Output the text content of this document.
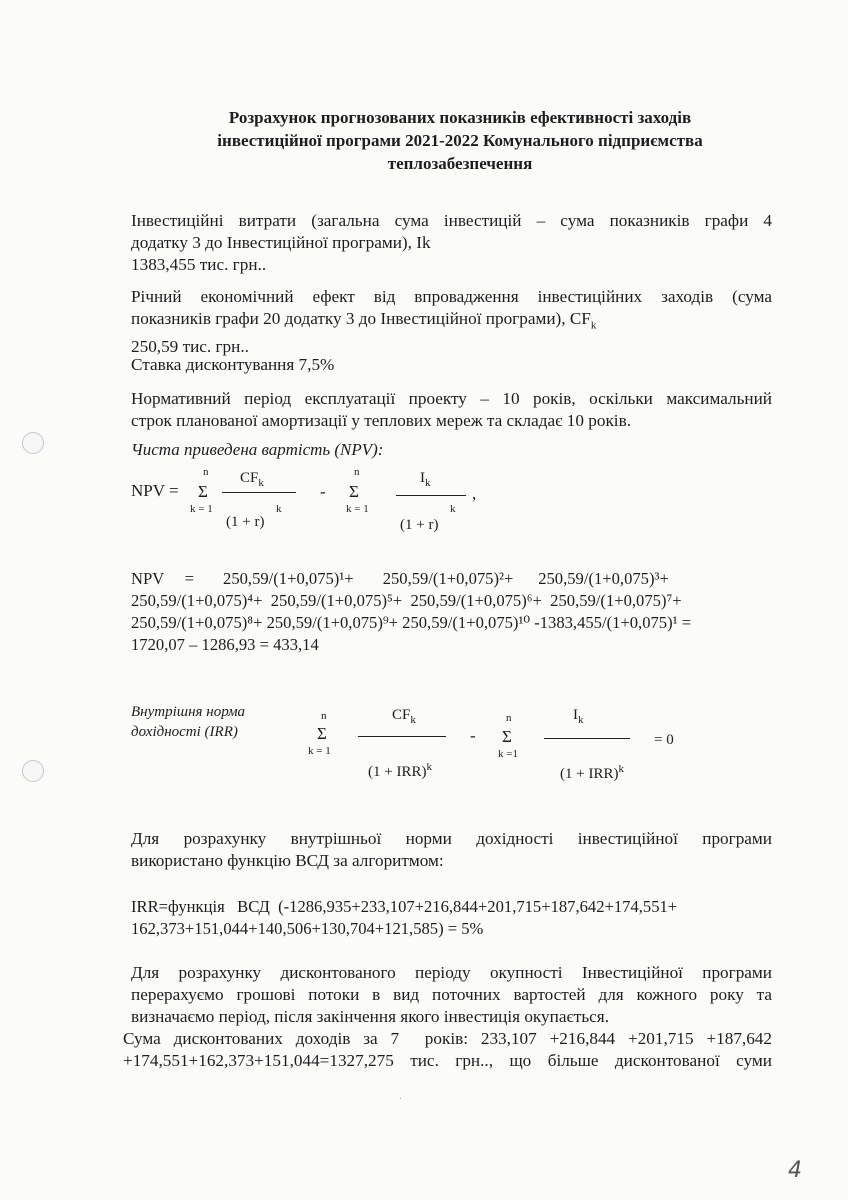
Розрахунок прогнозованих показників ефективності заходів
інвестиційної програми 2021-2022 Комунального підприємства
теплозабезпечення
Інвестиційні витрати (загальна сума інвестицій – сума показників графи 4
додатку 3 до Інвестиційної програми), Ik
1383,455 тис. грн..
Річний економічний ефект від впровадження інвестиційних заходів (сума
показників графи 20 додатку 3 до Інвестиційної програми), $CF_k$
250,59 тис. грн..
Ставка дисконтування 7,5%
Нормативний період експлуатації проекту – 10 років, оскільки максимальний
строк планованої амортизації у теплових мереж та складає 10 років.
Чиста приведена вартість (NPV):
NPV =
n
Σ
k = 1
$CF_k$
k
(1 + r)
-
n
Σ
k = 1
$I_k$
k
(1 + r)
,
NPV     =       250,59/(1+0,075)¹+       250,59/(1+0,075)²+      250,59/(1+0,075)³+
250,59/(1+0,075)⁴+  250,59/(1+0,075)⁵+  250,59/(1+0,075)⁶+  250,59/(1+0,075)⁷+
250,59/(1+0,075)⁸+ 250,59/(1+0,075)⁹+ 250,59/(1+0,075)¹⁰ -1383,455/(1+0,075)¹ =
1720,07 – 1286,93 = 433,14
Внутрішня норма
дохідності (IRR)
n
Σ
k = 1
$CF_k$
(1 + IRR)$^k$
-
n
Σ
k =1
$I_k$
(1 + IRR)$^k$
= 0
Для розрахунку внутрішньої норми дохідності інвестиційної програми
використано функцію ВСД за алгоритмом:
IRR=функція   ВСД  (-1286,935+233,107+216,844+201,715+187,642+174,551+
162,373+151,044+140,506+130,704+121,585) = 5%
Для розрахунку дисконтованого періоду окупності Інвестиційної програми
перерахуємо грошові потоки в вид поточних вартостей для кожного року та
визначаємо період, після закінчення якого інвестиція окупається.
Сума дисконтованих доходів за 7  років: 233,107 +216,844 +201,715 +187,642
+174,551+162,373+151,044=1327,275 тис. грн.., що більше дисконтованої суми
4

TASK REQUIREMENTS. For each line of the listing that holds the word "дохідності", show that line.

TASK ANSWER.
дохідності (IRR)
Для розрахунку внутрішньої норми дохідності інвестиційної програми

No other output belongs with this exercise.